Event Table Limitations & Gotchas

There is a limit for log and trace payload size. It can’t be over 1 MB.

The event table is available in ACCOUNT_USAGE view with list of all tables in your account. It has EVENT TABLE as a value for TABLE_TYPE column.

select * 
from snowflake.account_usage.tables 
where table_name = 'MY_EVENT_TABLE'
;

The event table can’t be updated. If you try to run update statement, you will get an error saying that UPDATE statement's target must be a table. Supported operations on EVENT TABLES are:

SHOW EVENT TABLE
DESCRIBE EVENT TABLE
DROP TABLE
UNDROP TABLE
TRUNCATE TABLE
DELETE
ALTER TABLE

Event Table Pricing and Billing

Collecting the log events is billed as a Serverless feature. Snowflake uses Snowflake managed resources to collect events, meaning they don’t require one of your virtual warehouses. If you want to check how much you have been charged for this feature, you can query the EVENT_USAGE_HISTORY view:

select 
    start_time, 
    end_time, 
    credits_used, 
    bytes_ingested 
from snowflake.account_usage.EVENT_USAGE_HISTORY 
order by start_time desc;

◆ **Directives**:
1. According to the event table excerpt, what is the largest allowed size for a log or trace payload?
2. Rewrite the entries between the lines holding "x-tick-label: 75 — [259, 446, 279, 468]" and "pt4f-title: Pt 4f — [448, 27, 512, 62]", inclusive, replacing "sample-holder" with "sample-mount" and leaving everything else as it is.
The entries are unrelated to the event table excerpt.

◆ **Working data**:
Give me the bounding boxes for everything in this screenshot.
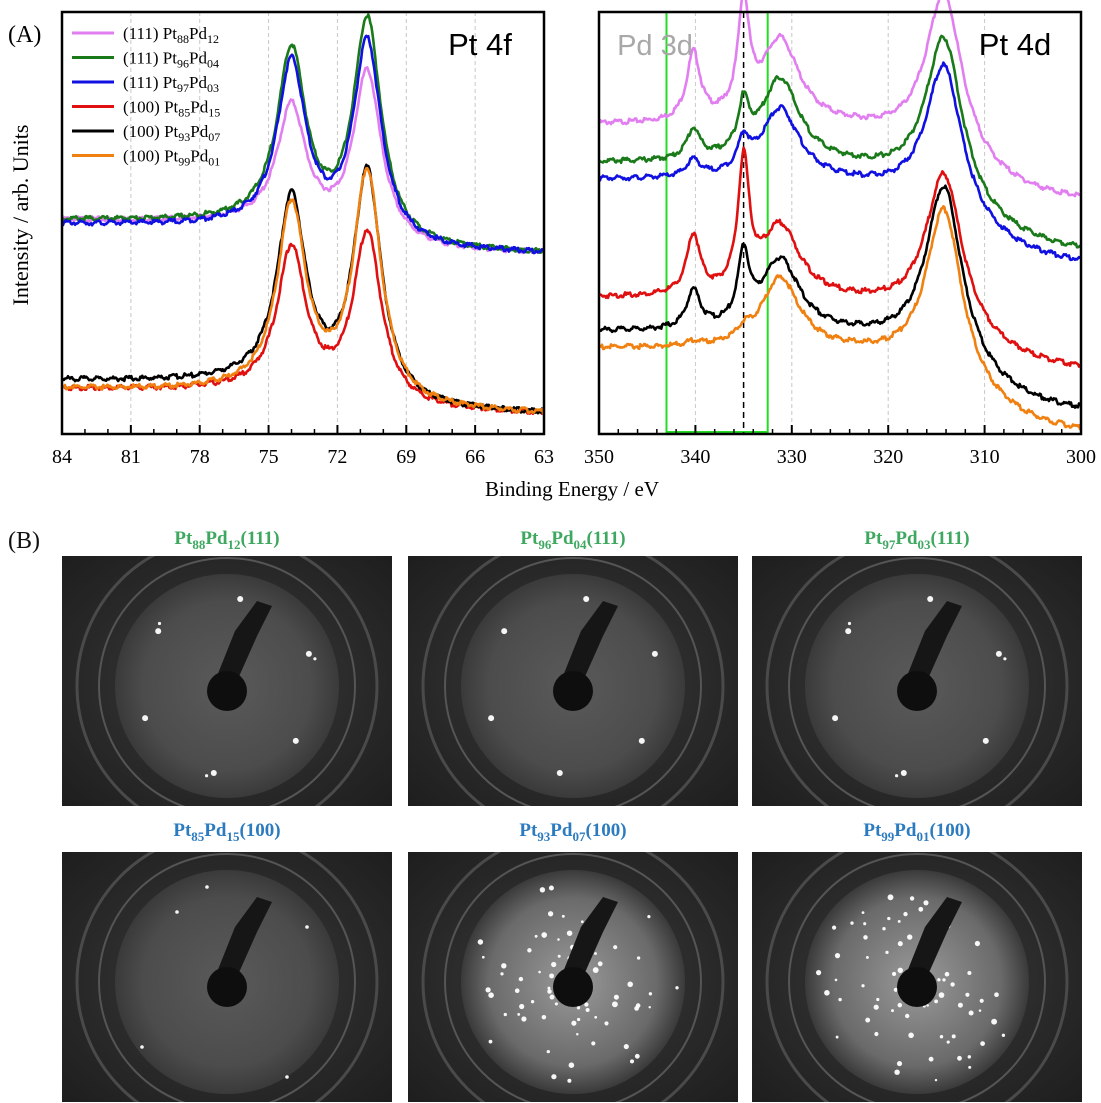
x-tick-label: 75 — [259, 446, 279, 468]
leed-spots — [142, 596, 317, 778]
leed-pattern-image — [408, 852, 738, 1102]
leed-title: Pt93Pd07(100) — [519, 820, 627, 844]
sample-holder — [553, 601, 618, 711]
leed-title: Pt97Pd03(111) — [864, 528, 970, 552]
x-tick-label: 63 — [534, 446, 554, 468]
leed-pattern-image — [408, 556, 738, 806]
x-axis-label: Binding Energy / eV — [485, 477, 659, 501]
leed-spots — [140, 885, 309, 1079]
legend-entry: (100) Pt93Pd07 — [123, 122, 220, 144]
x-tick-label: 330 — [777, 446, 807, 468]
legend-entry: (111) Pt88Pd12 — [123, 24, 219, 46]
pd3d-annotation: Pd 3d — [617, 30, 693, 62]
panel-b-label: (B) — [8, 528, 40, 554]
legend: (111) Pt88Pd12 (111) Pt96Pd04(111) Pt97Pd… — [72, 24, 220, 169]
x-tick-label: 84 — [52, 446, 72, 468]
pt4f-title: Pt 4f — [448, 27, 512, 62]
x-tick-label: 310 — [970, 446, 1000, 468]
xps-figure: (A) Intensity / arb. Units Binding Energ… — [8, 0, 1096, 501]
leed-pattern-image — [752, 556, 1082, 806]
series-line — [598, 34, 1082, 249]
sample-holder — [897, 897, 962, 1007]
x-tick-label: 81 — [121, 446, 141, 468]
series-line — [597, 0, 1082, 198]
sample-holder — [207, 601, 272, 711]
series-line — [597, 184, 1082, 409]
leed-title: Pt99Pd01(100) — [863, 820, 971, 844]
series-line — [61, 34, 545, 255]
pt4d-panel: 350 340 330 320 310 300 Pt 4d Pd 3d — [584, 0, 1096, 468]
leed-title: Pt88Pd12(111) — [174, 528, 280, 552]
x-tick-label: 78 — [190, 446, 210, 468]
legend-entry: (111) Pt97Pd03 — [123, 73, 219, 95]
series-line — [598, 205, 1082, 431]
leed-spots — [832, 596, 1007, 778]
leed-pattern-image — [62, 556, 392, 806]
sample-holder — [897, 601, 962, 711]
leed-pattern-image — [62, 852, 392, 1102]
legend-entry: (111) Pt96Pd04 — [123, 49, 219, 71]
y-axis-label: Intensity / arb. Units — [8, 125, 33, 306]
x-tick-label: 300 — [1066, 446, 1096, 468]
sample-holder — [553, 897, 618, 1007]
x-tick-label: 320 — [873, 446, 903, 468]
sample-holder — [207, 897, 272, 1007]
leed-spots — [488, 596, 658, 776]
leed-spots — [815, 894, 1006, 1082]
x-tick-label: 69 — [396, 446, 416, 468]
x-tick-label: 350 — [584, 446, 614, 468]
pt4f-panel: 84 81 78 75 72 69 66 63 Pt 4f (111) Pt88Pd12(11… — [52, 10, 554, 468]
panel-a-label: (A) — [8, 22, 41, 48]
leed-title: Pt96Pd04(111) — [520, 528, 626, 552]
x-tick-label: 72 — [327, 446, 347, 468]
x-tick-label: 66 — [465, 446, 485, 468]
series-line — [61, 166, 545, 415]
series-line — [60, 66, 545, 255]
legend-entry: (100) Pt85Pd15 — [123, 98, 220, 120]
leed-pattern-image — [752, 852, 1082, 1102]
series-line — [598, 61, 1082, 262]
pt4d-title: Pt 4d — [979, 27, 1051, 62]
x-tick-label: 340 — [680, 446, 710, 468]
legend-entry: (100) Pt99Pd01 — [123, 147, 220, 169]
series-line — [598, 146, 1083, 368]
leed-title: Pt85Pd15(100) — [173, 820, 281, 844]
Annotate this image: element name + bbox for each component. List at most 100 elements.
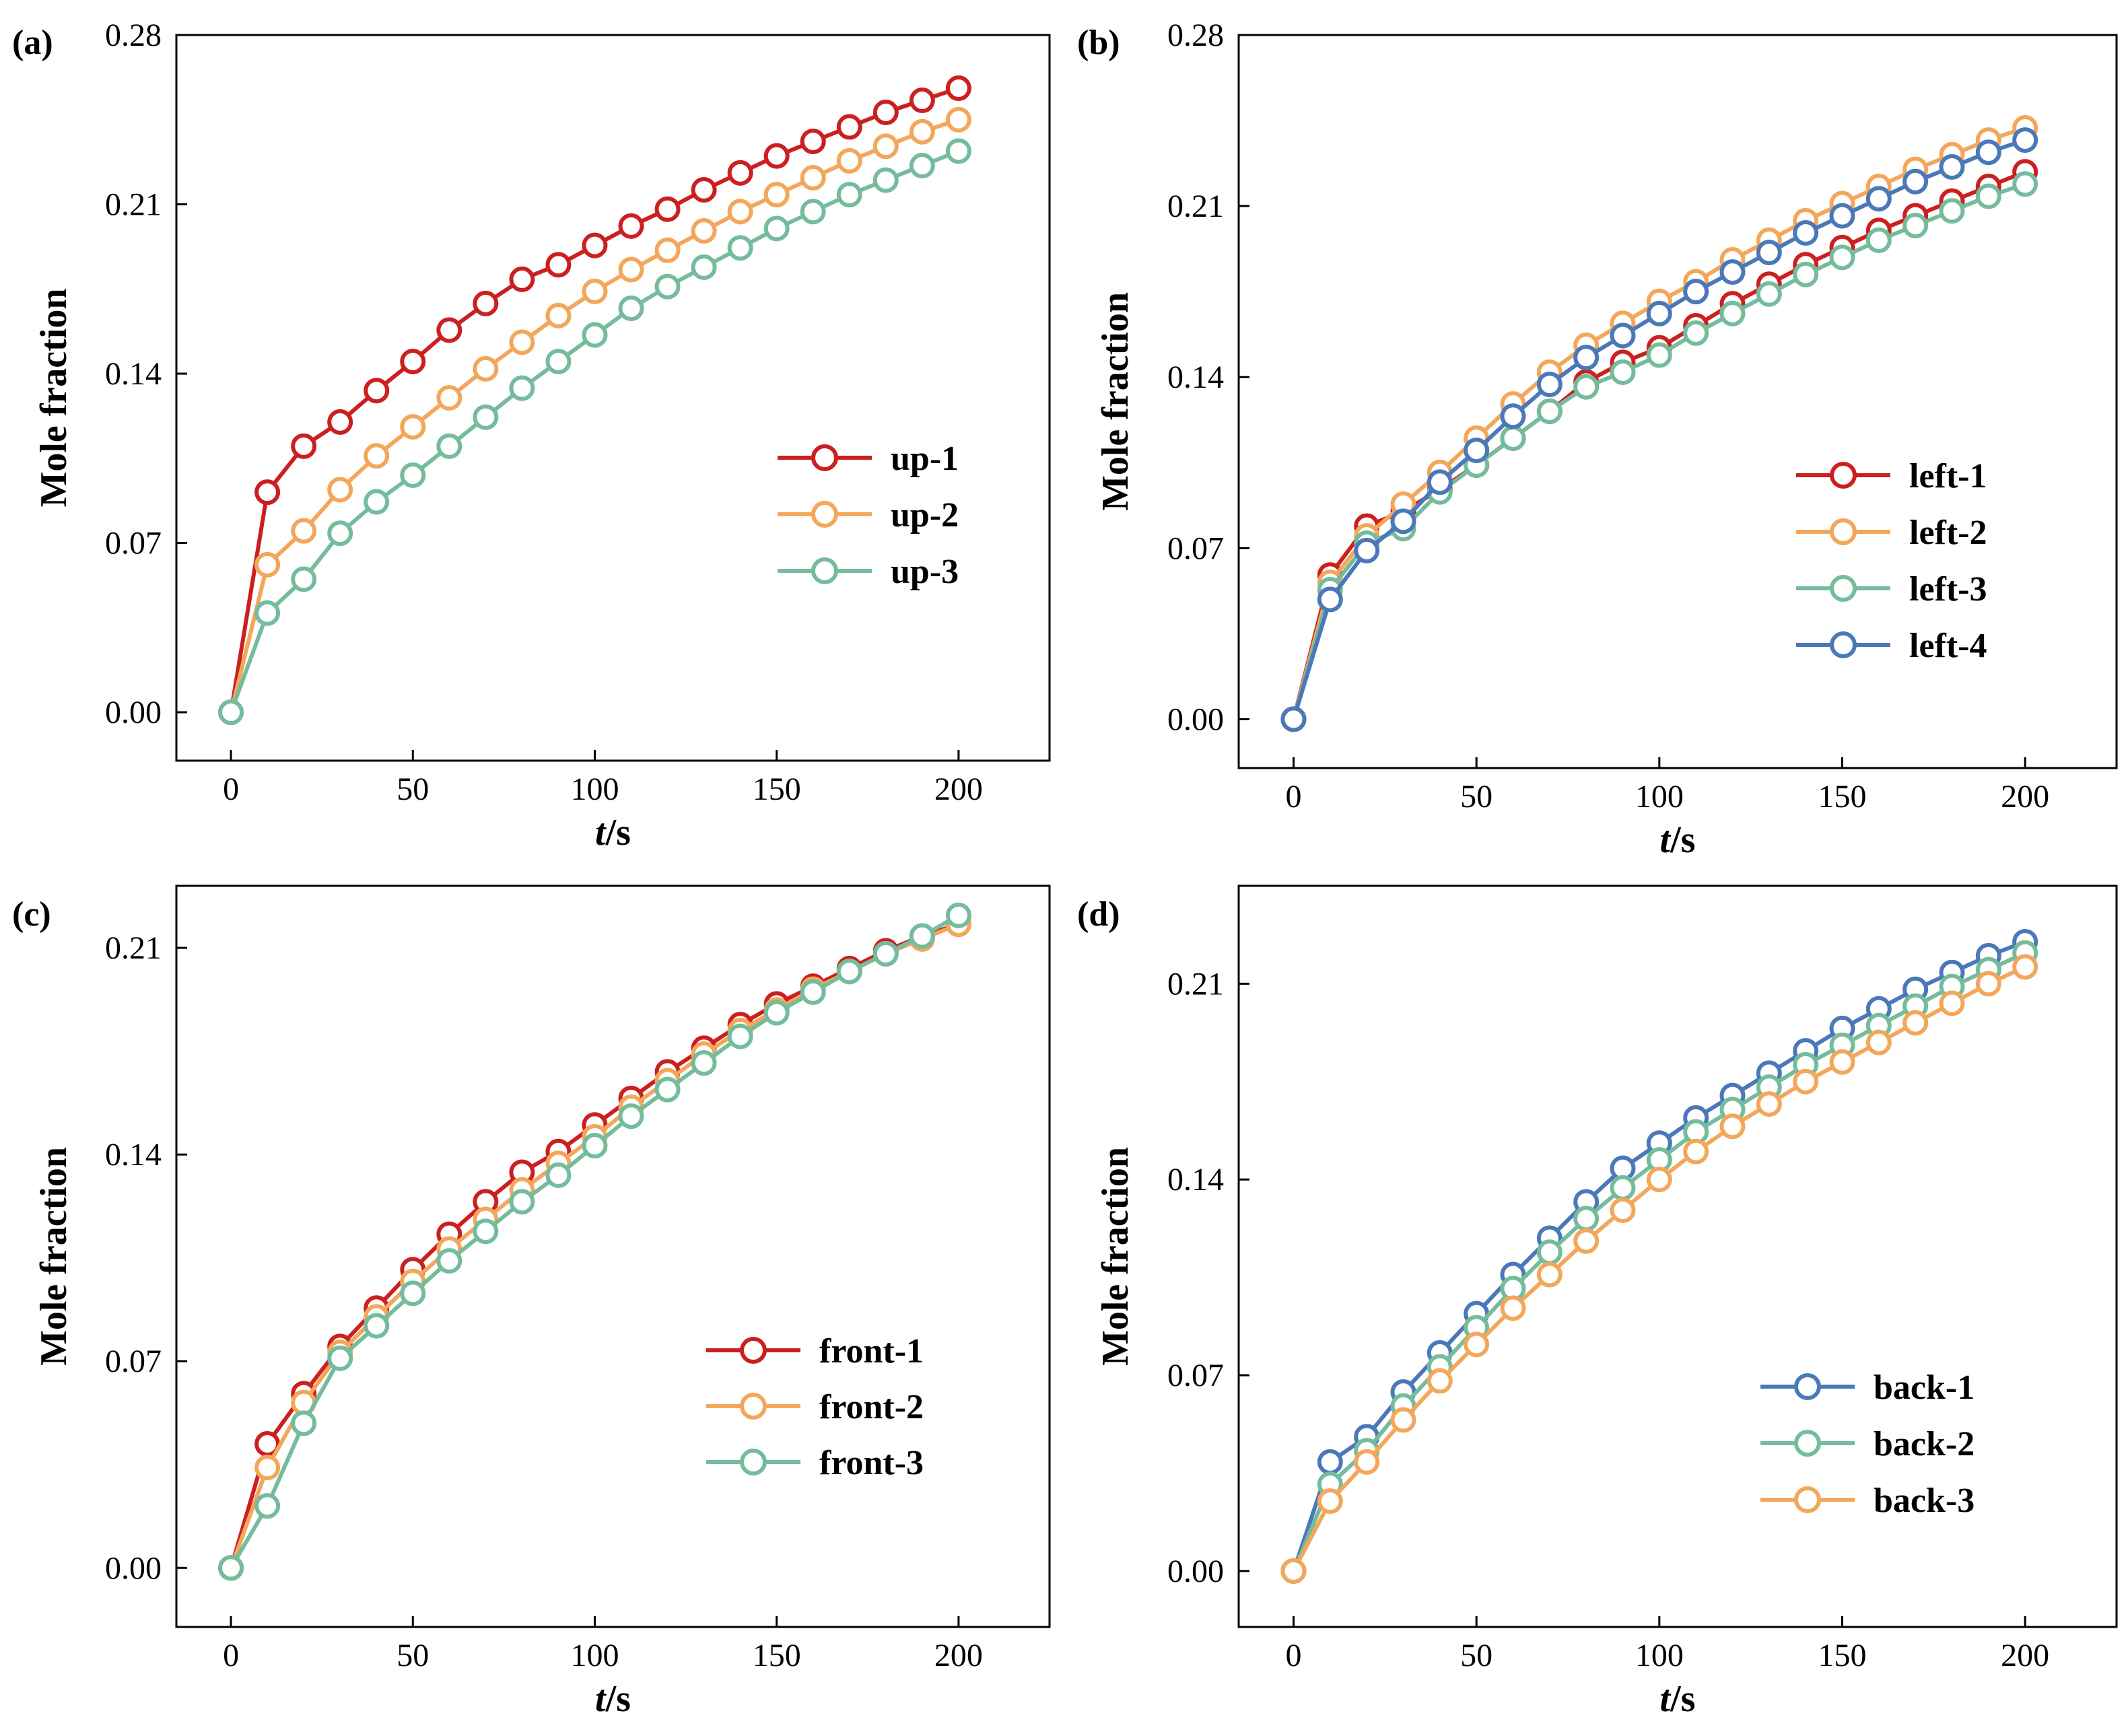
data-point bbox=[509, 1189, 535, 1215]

◆ **Solutions to the tasks**:
1. 1 MB

2.
x-tick-label: 75 — [259, 446, 279, 468]
leed-spots — [142, 596, 317, 778]
leed-pattern-image — [408, 852, 738, 1102]
leed-title: Pt93Pd07(100) — [519, 820, 627, 844]
sample-mount — [553, 601, 618, 711]
leed-title: Pt97Pd03(111) — [864, 528, 970, 552]
x-tick-label: 63 — [534, 446, 554, 468]
leed-pattern-image — [408, 556, 738, 806]
x-axis-label: Binding Energy / eV — [485, 477, 659, 501]
leed-spots — [140, 885, 309, 1079]
legend-entry: (100) Pt93Pd07 — [123, 122, 220, 144]
x-tick-label: 330 — [777, 446, 807, 468]
legend-entry: (111) Pt88Pd12 — [123, 24, 219, 46]
pd3d-annotation: Pd 3d — [617, 30, 693, 62]
panel-b-label: (B) — [8, 528, 40, 554]
legend: (111) Pt88Pd12 (111) Pt96Pd04(111) Pt97Pd… — [72, 24, 220, 169]
x-tick-label: 84 — [52, 446, 72, 468]
pt4f-title: Pt 4f — [448, 27, 512, 62]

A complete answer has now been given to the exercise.